**EXERCISE TASK**
Go through the data below and copy it exactly, skipping every picture.

**TASK INPUT**

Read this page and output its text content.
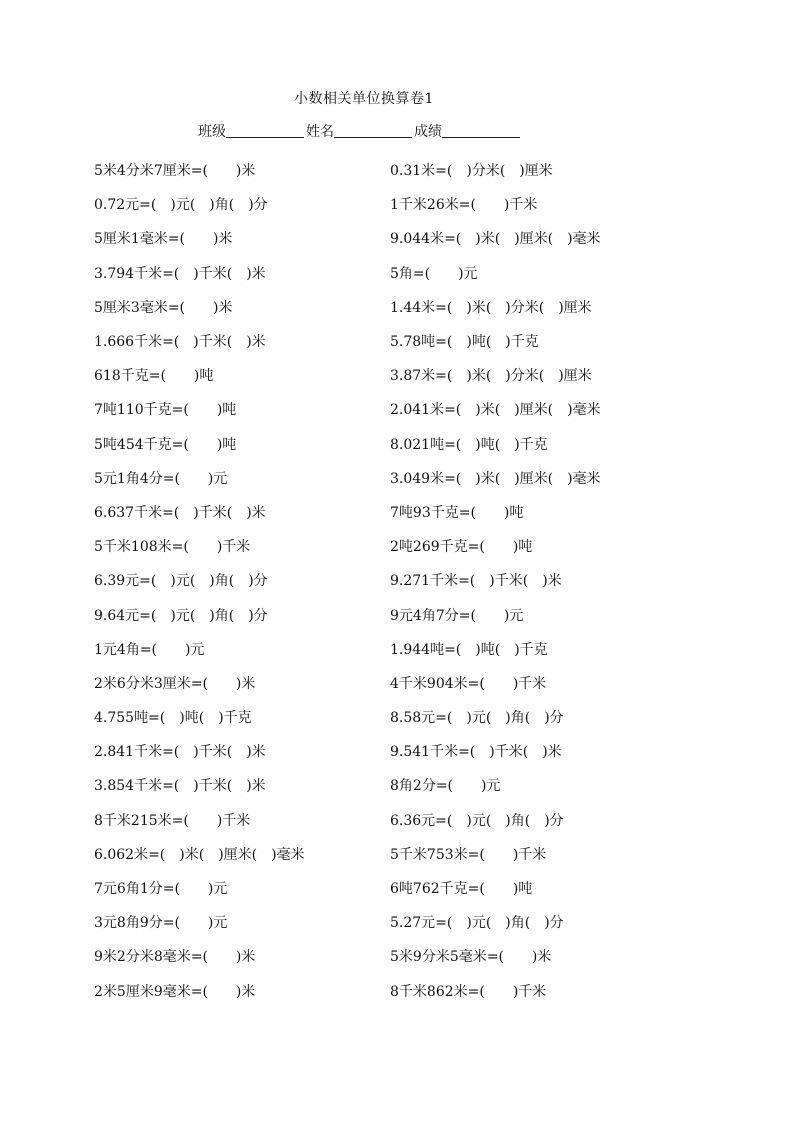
小数相关单位换算卷1
班级	姓名	成绩
5米4分米7厘米=(　　)米	0.31米=(　)分米(　)厘米
0.72元=(　)元(　)角(　)分	1千米26米=(　　)千米
5厘米1毫米=(　　)米	9.044米=(　)米(　)厘米(　)毫米
3.794千米=(　)千米(　)米	5角=(　　)元
5厘米3毫米=(　　)米	1.44米=(　)米(　)分米(　)厘米
1.666千米=(　)千米(　)米	5.78吨=(　)吨(　)千克
618千克=(　　)吨	3.87米=(　)米(　)分米(　)厘米
7吨110千克=(　　)吨	2.041米=(　)米(　)厘米(　)毫米
5吨454千克=(　　)吨	8.021吨=(　)吨(　)千克
5元1角4分=(　　)元	3.049米=(　)米(　)厘米(　)毫米
6.637千米=(　)千米(　)米	7吨93千克=(　　)吨
5千米108米=(　　)千米	2吨269千克=(　　)吨
6.39元=(　)元(　)角(　)分	9.271千米=(　)千米(　)米
9.64元=(　)元(　)角(　)分	9元4角7分=(　　)元
1元4角=(　　)元	1.944吨=(　)吨(　)千克
2米6分米3厘米=(　　)米	4千米904米=(　　)千米
4.755吨=(　)吨(　)千克	8.58元=(　)元(　)角(　)分
2.841千米=(　)千米(　)米	9.541千米=(　)千米(　)米
3.854千米=(　)千米(　)米	8角2分=(　　)元
8千米215米=(　　)千米	6.36元=(　)元(　)角(　)分
6.062米=(　)米(　)厘米(　)毫米	5千米753米=(　　)千米
7元6角1分=(　　)元	6吨762千克=(　　)吨
3元8角9分=(　　)元	5.27元=(　)元(　)角(　)分
9米2分米8毫米=(　　)米	5米9分米5毫米=(　　)米
2米5厘米9毫米=(　　)米	8千米862米=(　　)千米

**EXERCISE RESULT**
Read this page and output its text content.
小数相关单位换算卷1
班级	姓名	成绩
5米4分米7厘米=(　　)米	0.31米=(　)分米(　)厘米
0.72元=(　)元(　)角(　)分	1千米26米=(　　)千米
5厘米1毫米=(　　)米	9.044米=(　)米(　)厘米(　)毫米
3.794千米=(　)千米(　)米	5角=(　　)元
5厘米3毫米=(　　)米	1.44米=(　)米(　)分米(　)厘米
1.666千米=(　)千米(　)米	5.78吨=(　)吨(　)千克
618千克=(　　)吨	3.87米=(　)米(　)分米(　)厘米
7吨110千克=(　　)吨	2.041米=(　)米(　)厘米(　)毫米
5吨454千克=(　　)吨	8.021吨=(　)吨(　)千克
5元1角4分=(　　)元	3.049米=(　)米(　)厘米(　)毫米
6.637千米=(　)千米(　)米	7吨93千克=(　　)吨
5千米108米=(　　)千米	2吨269千克=(　　)吨
6.39元=(　)元(　)角(　)分	9.271千米=(　)千米(　)米
9.64元=(　)元(　)角(　)分	9元4角7分=(　　)元
1元4角=(　　)元	1.944吨=(　)吨(　)千克
2米6分米3厘米=(　　)米	4千米904米=(　　)千米
4.755吨=(　)吨(　)千克	8.58元=(　)元(　)角(　)分
2.841千米=(　)千米(　)米	9.541千米=(　)千米(　)米
3.854千米=(　)千米(　)米	8角2分=(　　)元
8千米215米=(　　)千米	6.36元=(　)元(　)角(　)分
6.062米=(　)米(　)厘米(　)毫米	5千米753米=(　　)千米
7元6角1分=(　　)元	6吨762千克=(　　)吨
3元8角9分=(　　)元	5.27元=(　)元(　)角(　)分
9米2分米8毫米=(　　)米	5米9分米5毫米=(　　)米
2米5厘米9毫米=(　　)米	8千米862米=(　　)千米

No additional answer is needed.